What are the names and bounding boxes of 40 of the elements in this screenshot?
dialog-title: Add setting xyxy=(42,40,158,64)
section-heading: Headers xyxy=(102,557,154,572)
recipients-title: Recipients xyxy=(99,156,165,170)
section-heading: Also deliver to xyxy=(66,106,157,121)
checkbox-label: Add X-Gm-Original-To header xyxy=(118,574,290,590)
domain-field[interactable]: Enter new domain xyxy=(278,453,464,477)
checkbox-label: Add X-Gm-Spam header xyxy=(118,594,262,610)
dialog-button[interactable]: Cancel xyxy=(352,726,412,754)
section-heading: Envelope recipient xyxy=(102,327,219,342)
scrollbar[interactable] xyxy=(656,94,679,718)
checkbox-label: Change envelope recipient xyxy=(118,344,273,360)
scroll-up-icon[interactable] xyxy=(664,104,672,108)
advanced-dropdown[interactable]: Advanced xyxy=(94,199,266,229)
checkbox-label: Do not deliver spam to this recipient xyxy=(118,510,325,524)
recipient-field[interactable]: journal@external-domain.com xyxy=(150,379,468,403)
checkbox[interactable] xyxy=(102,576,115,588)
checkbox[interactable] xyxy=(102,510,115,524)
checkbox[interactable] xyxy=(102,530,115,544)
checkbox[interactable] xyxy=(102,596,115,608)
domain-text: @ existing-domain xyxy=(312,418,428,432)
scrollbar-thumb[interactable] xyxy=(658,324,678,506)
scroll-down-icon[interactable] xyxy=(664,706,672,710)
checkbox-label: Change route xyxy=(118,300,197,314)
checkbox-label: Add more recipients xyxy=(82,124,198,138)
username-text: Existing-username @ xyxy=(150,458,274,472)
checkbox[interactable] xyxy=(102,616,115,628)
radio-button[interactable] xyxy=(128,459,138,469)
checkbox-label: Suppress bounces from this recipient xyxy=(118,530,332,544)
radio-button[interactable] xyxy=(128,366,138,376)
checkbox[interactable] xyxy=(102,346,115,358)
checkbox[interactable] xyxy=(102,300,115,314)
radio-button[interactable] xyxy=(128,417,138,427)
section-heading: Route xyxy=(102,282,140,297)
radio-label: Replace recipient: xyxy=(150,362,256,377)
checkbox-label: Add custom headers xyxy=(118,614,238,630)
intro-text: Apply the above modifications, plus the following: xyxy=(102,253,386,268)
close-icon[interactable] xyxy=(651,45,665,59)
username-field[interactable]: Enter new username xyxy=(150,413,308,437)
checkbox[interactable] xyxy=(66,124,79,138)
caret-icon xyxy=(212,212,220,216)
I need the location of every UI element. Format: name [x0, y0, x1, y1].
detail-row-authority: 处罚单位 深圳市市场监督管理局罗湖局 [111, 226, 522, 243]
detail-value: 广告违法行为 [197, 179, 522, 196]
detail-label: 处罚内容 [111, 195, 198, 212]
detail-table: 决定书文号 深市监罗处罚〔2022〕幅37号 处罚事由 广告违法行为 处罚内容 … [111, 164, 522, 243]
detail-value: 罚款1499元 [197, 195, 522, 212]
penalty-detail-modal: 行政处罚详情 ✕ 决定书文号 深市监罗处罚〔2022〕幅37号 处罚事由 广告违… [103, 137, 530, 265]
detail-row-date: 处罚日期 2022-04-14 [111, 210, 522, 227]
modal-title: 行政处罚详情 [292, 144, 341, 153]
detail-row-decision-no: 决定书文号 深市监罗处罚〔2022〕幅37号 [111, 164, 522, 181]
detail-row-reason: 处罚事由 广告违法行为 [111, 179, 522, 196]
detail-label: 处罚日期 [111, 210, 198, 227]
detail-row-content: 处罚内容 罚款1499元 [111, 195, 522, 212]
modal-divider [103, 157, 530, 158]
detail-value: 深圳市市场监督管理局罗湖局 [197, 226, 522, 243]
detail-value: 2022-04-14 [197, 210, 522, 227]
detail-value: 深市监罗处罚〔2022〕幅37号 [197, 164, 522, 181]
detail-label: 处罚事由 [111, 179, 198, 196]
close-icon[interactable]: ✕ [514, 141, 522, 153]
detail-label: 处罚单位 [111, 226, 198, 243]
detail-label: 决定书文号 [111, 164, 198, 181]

********

# Problem to work on
Please reproduce every line of the items above without any changes.

# Final result
What are the names and bounding boxes of 40 of the elements in this screenshot?
dialog-title: Add setting xyxy=(42,40,158,64)
section-heading: Headers xyxy=(102,557,154,572)
recipients-title: Recipients xyxy=(99,156,165,170)
section-heading: Also deliver to xyxy=(66,106,157,121)
checkbox-label: Add X-Gm-Original-To header xyxy=(118,574,290,590)
domain-field[interactable]: Enter new domain xyxy=(278,453,464,477)
checkbox-label: Add X-Gm-Spam header xyxy=(118,594,262,610)
dialog-button[interactable]: Cancel xyxy=(352,726,412,754)
section-heading: Envelope recipient xyxy=(102,327,219,342)
scrollbar[interactable] xyxy=(656,94,679,718)
checkbox-label: Change envelope recipient xyxy=(118,344,273,360)
scroll-up-icon[interactable] xyxy=(664,104,672,108)
advanced-dropdown[interactable]: Advanced xyxy=(94,199,266,229)
checkbox-label: Do not deliver spam to this recipient xyxy=(118,510,325,524)
recipient-field[interactable]: journal@external-domain.com xyxy=(150,379,468,403)
checkbox[interactable] xyxy=(102,576,115,588)
checkbox[interactable] xyxy=(102,510,115,524)
checkbox[interactable] xyxy=(102,530,115,544)
checkbox[interactable] xyxy=(102,596,115,608)
domain-text: @ existing-domain xyxy=(312,418,428,432)
scrollbar-thumb[interactable] xyxy=(658,324,678,506)
scroll-down-icon[interactable] xyxy=(664,706,672,710)
checkbox-label: Change route xyxy=(118,300,197,314)
checkbox-label: Add more recipients xyxy=(82,124,198,138)
username-text: Existing-username @ xyxy=(150,458,274,472)
checkbox[interactable] xyxy=(102,616,115,628)
radio-button[interactable] xyxy=(128,459,138,469)
checkbox-label: Suppress bounces from this recipient xyxy=(118,530,332,544)
radio-button[interactable] xyxy=(128,366,138,376)
checkbox[interactable] xyxy=(102,346,115,358)
checkbox[interactable] xyxy=(102,300,115,314)
radio-button[interactable] xyxy=(128,417,138,427)
section-heading: Route xyxy=(102,282,140,297)
radio-label: Replace recipient: xyxy=(150,362,256,377)
checkbox-label: Add custom headers xyxy=(118,614,238,630)
intro-text: Apply the above modifications, plus the following: xyxy=(102,253,386,268)
close-icon[interactable] xyxy=(651,45,665,59)
username-field[interactable]: Enter new username xyxy=(150,413,308,437)
checkbox[interactable] xyxy=(66,124,79,138)
caret-icon xyxy=(212,212,220,216)
I need the location of every UI element. Format: name [x0, y0, x1, y1].
detail-row-authority: 处罚单位 深圳市市场监督管理局罗湖局 [111, 226, 522, 243]
detail-value: 广告违法行为 [197, 179, 522, 196]
detail-label: 处罚内容 [111, 195, 198, 212]
detail-table: 决定书文号 深市监罗处罚〔2022〕幅37号 处罚事由 广告违法行为 处罚内容 … [111, 164, 522, 243]
detail-value: 罚款1499元 [197, 195, 522, 212]
penalty-detail-modal: 行政处罚详情 ✕ 决定书文号 深市监罗处罚〔2022〕幅37号 处罚事由 广告违… [103, 137, 530, 265]
detail-row-date: 处罚日期 2022-04-14 [111, 210, 522, 227]
modal-title: 行政处罚详情 [292, 144, 341, 153]
detail-row-decision-no: 决定书文号 深市监罗处罚〔2022〕幅37号 [111, 164, 522, 181]
detail-row-reason: 处罚事由 广告违法行为 [111, 179, 522, 196]
detail-label: 处罚日期 [111, 210, 198, 227]
detail-row-content: 处罚内容 罚款1499元 [111, 195, 522, 212]
modal-divider [103, 157, 530, 158]
detail-value: 深圳市市场监督管理局罗湖局 [197, 226, 522, 243]
detail-value: 2022-04-14 [197, 210, 522, 227]
detail-value: 深市监罗处罚〔2022〕幅37号 [197, 164, 522, 181]
detail-label: 处罚事由 [111, 179, 198, 196]
close-icon[interactable]: ✕ [514, 141, 522, 153]
detail-label: 处罚单位 [111, 226, 198, 243]
detail-label: 决定书文号 [111, 164, 198, 181]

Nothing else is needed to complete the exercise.